WHAT YOU NEED TO DO - Please print all of the material below, word for word.

LISTED ENTRIES -
###
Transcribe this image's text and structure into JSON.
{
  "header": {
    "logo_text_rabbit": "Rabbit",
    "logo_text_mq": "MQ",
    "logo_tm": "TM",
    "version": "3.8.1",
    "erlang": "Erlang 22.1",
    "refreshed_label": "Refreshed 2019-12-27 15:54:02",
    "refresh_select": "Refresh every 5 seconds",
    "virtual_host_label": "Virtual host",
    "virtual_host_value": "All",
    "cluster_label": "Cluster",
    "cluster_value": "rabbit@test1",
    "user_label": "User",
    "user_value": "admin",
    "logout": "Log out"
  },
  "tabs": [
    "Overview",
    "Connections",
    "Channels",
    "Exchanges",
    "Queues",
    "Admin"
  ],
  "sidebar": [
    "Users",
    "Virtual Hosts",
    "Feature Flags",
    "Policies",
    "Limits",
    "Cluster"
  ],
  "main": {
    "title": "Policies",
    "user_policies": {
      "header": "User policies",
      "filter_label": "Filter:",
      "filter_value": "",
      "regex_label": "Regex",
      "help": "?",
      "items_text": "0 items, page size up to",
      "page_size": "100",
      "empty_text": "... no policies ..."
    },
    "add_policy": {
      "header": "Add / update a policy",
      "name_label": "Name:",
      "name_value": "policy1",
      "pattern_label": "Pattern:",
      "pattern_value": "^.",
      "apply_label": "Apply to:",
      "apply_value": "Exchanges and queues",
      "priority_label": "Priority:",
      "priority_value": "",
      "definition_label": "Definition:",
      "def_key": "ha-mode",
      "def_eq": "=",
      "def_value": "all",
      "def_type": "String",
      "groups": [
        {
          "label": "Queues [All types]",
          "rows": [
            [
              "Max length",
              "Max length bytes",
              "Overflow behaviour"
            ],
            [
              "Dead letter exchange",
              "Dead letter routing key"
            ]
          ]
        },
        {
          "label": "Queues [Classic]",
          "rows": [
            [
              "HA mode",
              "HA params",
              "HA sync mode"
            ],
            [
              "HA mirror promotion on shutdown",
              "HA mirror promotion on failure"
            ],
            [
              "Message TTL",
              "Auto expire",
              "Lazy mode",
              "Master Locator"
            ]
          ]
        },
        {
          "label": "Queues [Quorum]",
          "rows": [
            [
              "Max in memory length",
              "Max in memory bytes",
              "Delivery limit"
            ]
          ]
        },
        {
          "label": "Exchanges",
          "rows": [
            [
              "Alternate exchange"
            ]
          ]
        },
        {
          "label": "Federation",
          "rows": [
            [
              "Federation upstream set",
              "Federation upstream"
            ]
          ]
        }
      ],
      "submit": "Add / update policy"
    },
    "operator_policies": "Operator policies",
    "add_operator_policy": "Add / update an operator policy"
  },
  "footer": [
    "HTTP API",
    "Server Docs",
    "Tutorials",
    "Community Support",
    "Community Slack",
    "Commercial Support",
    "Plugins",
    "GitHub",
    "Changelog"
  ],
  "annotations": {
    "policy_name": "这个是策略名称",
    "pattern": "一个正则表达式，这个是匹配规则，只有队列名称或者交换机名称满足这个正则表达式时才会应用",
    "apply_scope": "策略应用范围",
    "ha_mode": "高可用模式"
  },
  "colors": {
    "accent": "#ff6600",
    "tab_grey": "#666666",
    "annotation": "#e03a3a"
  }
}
###
ANSWER TO THE EXERCISE -
Transcribe this image's text and structure into JSON.
{
  "header": {
    "logo_text_rabbit": "Rabbit",
    "logo_text_mq": "MQ",
    "logo_tm": "TM",
    "version": "3.8.1",
    "erlang": "Erlang 22.1",
    "refreshed_label": "Refreshed 2019-12-27 15:54:02",
    "refresh_select": "Refresh every 5 seconds",
    "virtual_host_label": "Virtual host",
    "virtual_host_value": "All",
    "cluster_label": "Cluster",
    "cluster_value": "rabbit@test1",
    "user_label": "User",
    "user_value": "admin",
    "logout": "Log out"
  },
  "tabs": [
    "Overview",
    "Connections",
    "Channels",
    "Exchanges",
    "Queues",
    "Admin"
  ],
  "sidebar": [
    "Users",
    "Virtual Hosts",
    "Feature Flags",
    "Policies",
    "Limits",
    "Cluster"
  ],
  "main": {
    "title": "Policies",
    "user_policies": {
      "header": "User policies",
      "filter_label": "Filter:",
      "filter_value": "",
      "regex_label": "Regex",
      "help": "?",
      "items_text": "0 items, page size up to",
      "page_size": "100",
      "empty_text": "... no policies ..."
    },
    "add_policy": {
      "header": "Add / update a policy",
      "name_label": "Name:",
      "name_value": "policy1",
      "pattern_label": "Pattern:",
      "pattern_value": "^.",
      "apply_label": "Apply to:",
      "apply_value": "Exchanges and queues",
      "priority_label": "Priority:",
      "priority_value": "",
      "definition_label": "Definition:",
      "def_key": "ha-mode",
      "def_eq": "=",
      "def_value": "all",
      "def_type": "String",
      "groups": [
        {
          "label": "Queues [All types]",
          "rows": [
            [
              "Max length",
              "Max length bytes",
              "Overflow behaviour"
            ],
            [
              "Dead letter exchange",
              "Dead letter routing key"
            ]
          ]
        },
        {
          "label": "Queues [Classic]",
          "rows": [
            [
              "HA mode",
              "HA params",
              "HA sync mode"
            ],
            [
              "HA mirror promotion on shutdown",
              "HA mirror promotion on failure"
            ],
            [
              "Message TTL",
              "Auto expire",
              "Lazy mode",
              "Master Locator"
            ]
          ]
        },
        {
          "label": "Queues [Quorum]",
          "rows": [
            [
              "Max in memory length",
              "Max in memory bytes",
              "Delivery limit"
            ]
          ]
        },
        {
          "label": "Exchanges",
          "rows": [
            [
              "Alternate exchange"
            ]
          ]
        },
        {
          "label": "Federation",
          "rows": [
            [
              "Federation upstream set",
              "Federation upstream"
            ]
          ]
        }
      ],
      "submit": "Add / update policy"
    },
    "operator_policies": "Operator policies",
    "add_operator_policy": "Add / update an operator policy"
  },
  "footer": [
    "HTTP API",
    "Server Docs",
    "Tutorials",
    "Community Support",
    "Community Slack",
    "Commercial Support",
    "Plugins",
    "GitHub",
    "Changelog"
  ],
  "annotations": {
    "policy_name": "这个是策略名称",
    "pattern": "一个正则表达式，这个是匹配规则，只有队列名称或者交换机名称满足这个正则表达式时才会应用",
    "apply_scope": "策略应用范围",
    "ha_mode": "高可用模式"
  },
  "colors": {
    "accent": "#ff6600",
    "tab_grey": "#666666",
    "annotation": "#e03a3a"
  }
}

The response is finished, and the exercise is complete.